The request. Copy exactly, and only, the lines from the line containing "Give me the" through the last line of the records below, both included.

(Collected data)
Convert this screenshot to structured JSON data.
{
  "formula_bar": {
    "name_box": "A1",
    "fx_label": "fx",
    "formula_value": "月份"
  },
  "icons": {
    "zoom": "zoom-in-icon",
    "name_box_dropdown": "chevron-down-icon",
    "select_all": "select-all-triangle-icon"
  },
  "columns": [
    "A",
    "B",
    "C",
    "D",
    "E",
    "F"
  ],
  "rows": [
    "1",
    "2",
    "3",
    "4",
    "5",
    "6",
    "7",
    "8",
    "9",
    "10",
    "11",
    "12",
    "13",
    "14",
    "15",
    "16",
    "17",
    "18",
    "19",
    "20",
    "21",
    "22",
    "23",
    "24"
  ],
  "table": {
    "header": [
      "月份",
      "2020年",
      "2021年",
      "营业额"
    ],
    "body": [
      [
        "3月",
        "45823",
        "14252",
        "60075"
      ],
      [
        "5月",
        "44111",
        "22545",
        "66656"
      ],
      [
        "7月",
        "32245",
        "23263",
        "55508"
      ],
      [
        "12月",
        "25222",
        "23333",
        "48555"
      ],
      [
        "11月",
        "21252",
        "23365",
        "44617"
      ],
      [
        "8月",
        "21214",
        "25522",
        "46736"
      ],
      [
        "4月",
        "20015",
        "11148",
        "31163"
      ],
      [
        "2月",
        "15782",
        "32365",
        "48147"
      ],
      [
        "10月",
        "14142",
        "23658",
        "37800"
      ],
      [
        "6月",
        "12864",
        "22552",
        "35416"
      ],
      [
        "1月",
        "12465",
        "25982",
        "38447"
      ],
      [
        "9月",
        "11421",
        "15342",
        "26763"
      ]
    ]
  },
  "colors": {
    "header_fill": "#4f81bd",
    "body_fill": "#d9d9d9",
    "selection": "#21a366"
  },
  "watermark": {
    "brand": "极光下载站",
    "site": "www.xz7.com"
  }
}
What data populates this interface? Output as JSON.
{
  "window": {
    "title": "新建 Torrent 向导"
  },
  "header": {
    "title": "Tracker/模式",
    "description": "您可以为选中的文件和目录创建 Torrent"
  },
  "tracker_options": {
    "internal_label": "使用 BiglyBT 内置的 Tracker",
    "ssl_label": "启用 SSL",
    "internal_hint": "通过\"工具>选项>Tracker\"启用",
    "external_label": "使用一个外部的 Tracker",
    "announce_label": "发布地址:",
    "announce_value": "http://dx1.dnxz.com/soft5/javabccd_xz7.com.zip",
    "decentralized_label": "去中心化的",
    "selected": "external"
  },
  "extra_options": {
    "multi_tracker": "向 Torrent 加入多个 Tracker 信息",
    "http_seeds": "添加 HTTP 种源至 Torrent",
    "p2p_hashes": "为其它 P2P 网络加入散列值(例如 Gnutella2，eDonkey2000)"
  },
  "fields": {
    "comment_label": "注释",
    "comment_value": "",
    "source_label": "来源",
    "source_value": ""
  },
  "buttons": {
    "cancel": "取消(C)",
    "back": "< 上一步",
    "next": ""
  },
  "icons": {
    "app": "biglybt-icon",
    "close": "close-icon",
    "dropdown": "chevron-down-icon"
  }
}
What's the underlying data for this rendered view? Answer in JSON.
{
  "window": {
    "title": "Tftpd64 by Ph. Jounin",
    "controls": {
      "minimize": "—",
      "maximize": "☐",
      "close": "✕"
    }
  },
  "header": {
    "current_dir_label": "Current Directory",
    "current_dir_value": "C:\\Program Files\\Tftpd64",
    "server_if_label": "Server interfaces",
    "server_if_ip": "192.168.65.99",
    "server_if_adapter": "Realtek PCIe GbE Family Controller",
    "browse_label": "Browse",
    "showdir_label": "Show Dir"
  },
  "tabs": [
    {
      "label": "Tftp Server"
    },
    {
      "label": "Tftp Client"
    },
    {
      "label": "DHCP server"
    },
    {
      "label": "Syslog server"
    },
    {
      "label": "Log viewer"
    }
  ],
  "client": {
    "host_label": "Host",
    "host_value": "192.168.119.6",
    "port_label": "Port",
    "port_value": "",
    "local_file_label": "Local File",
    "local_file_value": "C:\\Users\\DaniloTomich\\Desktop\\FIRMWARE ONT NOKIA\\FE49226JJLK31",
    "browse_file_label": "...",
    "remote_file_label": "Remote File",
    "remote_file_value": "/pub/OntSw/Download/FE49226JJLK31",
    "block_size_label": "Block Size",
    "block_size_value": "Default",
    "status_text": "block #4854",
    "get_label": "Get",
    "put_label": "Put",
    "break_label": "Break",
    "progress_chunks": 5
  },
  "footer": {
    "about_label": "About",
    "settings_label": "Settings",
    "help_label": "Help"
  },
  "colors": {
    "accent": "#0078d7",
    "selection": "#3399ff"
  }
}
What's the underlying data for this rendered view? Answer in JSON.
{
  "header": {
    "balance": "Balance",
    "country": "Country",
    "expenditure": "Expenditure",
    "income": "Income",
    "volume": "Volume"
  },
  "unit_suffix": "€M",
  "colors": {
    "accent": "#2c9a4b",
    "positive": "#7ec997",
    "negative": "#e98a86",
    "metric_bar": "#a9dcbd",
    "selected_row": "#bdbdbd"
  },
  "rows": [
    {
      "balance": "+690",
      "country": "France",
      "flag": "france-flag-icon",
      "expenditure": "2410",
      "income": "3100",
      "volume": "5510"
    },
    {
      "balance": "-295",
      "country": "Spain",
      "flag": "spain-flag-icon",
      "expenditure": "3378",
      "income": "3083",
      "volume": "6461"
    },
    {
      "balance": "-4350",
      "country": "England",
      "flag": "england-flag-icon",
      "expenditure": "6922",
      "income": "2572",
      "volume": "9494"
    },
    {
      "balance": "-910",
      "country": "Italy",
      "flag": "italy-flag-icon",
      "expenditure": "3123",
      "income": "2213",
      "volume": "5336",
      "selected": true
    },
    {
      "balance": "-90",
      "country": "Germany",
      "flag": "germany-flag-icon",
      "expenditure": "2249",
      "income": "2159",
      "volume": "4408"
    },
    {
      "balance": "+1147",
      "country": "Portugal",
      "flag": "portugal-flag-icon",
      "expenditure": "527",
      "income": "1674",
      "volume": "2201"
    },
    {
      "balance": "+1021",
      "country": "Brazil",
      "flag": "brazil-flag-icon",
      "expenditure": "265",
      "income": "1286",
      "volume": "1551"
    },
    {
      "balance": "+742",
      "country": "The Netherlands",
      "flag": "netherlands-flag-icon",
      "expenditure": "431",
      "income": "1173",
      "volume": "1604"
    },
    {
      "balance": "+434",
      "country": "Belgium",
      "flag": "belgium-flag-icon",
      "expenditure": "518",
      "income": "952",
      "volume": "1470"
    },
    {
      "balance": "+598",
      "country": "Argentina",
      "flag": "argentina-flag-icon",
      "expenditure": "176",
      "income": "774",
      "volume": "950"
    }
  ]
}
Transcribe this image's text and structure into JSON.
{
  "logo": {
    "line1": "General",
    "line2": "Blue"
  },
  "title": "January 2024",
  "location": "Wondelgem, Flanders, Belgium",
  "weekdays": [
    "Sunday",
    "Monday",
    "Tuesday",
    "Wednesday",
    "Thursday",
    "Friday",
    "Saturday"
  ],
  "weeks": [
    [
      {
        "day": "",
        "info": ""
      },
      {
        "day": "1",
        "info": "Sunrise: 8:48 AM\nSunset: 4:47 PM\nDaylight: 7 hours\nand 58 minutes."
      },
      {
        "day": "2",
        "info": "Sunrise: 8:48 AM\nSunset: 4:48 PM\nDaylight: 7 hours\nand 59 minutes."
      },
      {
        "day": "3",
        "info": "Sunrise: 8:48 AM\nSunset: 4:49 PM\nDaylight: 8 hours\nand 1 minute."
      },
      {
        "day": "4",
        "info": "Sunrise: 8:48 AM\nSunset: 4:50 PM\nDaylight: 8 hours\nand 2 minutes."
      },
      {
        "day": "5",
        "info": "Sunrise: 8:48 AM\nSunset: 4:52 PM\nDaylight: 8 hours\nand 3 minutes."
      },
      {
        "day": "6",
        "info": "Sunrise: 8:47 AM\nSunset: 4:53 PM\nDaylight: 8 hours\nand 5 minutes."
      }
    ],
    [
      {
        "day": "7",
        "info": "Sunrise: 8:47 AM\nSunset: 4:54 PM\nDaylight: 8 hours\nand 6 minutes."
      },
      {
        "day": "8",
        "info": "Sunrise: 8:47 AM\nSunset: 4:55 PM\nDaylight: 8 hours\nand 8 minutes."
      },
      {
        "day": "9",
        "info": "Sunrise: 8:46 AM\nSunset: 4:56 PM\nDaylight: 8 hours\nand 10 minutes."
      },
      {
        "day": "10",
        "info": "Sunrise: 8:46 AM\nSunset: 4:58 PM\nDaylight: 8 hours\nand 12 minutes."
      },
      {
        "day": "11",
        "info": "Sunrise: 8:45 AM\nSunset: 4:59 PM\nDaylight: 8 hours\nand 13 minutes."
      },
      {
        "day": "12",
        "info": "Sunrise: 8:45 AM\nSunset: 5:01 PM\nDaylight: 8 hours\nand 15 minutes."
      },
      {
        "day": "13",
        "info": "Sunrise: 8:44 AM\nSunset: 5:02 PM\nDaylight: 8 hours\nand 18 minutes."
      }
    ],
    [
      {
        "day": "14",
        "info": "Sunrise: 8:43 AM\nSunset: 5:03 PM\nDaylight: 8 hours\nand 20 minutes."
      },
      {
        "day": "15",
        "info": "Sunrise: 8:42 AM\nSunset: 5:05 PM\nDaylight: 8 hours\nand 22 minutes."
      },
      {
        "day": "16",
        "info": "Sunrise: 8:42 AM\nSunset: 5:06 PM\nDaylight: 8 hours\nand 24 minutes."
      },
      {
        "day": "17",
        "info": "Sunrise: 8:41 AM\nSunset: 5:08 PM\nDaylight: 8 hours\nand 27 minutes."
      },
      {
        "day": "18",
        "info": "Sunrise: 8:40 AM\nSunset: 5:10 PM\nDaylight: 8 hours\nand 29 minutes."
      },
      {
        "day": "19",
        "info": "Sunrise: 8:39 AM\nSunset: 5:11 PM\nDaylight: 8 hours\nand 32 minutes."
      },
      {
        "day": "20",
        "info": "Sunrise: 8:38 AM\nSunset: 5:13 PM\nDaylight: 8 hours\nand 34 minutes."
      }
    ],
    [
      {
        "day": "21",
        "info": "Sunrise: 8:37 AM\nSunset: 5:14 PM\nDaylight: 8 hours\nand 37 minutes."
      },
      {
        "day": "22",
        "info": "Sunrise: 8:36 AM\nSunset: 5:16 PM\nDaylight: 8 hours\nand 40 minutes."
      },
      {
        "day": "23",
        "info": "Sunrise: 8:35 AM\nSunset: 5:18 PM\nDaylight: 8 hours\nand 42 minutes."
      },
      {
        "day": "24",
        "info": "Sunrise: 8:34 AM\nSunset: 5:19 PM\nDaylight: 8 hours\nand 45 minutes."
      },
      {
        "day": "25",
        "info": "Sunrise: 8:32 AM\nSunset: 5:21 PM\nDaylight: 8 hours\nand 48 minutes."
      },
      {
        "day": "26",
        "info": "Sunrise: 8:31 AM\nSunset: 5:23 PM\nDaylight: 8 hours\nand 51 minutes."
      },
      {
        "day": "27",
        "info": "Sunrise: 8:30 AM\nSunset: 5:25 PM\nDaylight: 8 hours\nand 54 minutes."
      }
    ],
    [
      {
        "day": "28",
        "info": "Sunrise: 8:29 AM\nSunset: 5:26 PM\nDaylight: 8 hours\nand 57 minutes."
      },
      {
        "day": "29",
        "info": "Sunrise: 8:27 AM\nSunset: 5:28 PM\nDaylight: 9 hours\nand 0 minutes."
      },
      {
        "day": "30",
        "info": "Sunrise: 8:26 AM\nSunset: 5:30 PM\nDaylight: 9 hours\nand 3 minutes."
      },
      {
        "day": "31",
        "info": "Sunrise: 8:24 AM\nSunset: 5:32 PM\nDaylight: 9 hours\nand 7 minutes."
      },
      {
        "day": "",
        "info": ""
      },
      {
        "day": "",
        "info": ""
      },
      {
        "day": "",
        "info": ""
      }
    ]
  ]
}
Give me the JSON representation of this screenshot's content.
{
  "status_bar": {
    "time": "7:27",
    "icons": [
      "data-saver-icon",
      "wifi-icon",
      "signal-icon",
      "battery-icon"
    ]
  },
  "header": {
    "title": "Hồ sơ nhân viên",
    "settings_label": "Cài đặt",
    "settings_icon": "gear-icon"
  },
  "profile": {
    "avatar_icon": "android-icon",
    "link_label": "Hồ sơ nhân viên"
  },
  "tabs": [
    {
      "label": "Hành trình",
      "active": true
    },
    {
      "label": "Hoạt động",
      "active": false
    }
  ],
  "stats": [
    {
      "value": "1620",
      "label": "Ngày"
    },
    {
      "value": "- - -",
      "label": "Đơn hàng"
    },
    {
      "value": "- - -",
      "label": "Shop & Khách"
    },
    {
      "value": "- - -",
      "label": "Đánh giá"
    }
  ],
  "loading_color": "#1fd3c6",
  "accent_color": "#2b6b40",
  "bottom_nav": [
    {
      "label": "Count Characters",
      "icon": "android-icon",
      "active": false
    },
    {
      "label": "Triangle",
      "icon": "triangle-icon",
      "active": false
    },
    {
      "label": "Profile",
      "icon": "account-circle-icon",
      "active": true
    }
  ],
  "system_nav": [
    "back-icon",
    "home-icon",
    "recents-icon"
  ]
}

Exercise response.
Give me the JSON representation of this screenshot's content.
{
  "status_bar": {
    "time": "7:27",
    "icons": [
      "data-saver-icon",
      "wifi-icon",
      "signal-icon",
      "battery-icon"
    ]
  },
  "header": {
    "title": "Hồ sơ nhân viên",
    "settings_label": "Cài đặt",
    "settings_icon": "gear-icon"
  },
  "profile": {
    "avatar_icon": "android-icon",
    "link_label": "Hồ sơ nhân viên"
  },
  "tabs": [
    {
      "label": "Hành trình",
      "active": true
    },
    {
      "label": "Hoạt động",
      "active": false
    }
  ],
  "stats": [
    {
      "value": "1620",
      "label": "Ngày"
    },
    {
      "value": "- - -",
      "label": "Đơn hàng"
    },
    {
      "value": "- - -",
      "label": "Shop & Khách"
    },
    {
      "value": "- - -",
      "label": "Đánh giá"
    }
  ],
  "loading_color": "#1fd3c6",
  "accent_color": "#2b6b40",
  "bottom_nav": [
    {
      "label": "Count Characters",
      "icon": "android-icon",
      "active": false
    },
    {
      "label": "Triangle",
      "icon": "triangle-icon",
      "active": false
    },
    {
      "label": "Profile",
      "icon": "account-circle-icon",
      "active": true
    }
  ],
  "system_nav": [
    "back-icon",
    "home-icon",
    "recents-icon"
  ]
}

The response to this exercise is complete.